=== Your objective ===
In the listing below, locate the lines that hold "hour" and copy them.

=== Supplied data ===
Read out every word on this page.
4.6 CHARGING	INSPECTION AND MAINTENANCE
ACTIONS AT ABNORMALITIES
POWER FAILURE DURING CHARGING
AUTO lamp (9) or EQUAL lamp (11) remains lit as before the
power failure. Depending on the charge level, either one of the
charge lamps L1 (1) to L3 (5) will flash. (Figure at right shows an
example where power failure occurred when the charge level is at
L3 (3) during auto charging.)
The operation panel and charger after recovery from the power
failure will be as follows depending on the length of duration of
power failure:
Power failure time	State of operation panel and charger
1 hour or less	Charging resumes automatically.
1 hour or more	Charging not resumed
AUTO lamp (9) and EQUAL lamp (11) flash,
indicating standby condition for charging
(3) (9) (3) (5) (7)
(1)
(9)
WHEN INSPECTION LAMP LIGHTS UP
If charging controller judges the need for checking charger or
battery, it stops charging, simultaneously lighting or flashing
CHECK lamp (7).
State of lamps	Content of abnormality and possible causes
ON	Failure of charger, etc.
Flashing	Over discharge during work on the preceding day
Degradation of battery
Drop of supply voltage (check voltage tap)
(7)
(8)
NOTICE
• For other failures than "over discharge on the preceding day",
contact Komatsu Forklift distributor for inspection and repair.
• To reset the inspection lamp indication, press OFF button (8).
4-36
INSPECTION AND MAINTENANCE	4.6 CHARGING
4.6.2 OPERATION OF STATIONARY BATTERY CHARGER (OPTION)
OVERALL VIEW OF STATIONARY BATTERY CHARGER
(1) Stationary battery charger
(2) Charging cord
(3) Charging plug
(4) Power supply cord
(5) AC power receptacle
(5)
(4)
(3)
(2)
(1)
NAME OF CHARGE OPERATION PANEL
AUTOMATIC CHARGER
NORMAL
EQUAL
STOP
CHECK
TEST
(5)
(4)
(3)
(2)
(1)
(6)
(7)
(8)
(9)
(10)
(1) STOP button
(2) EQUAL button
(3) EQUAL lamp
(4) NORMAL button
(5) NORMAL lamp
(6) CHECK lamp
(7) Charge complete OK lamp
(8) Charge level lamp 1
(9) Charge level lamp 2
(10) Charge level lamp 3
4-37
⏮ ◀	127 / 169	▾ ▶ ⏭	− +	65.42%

=== Right answer ===
1 hour or less	Charging resumes automatically.
1 hour or more	Charging not resumed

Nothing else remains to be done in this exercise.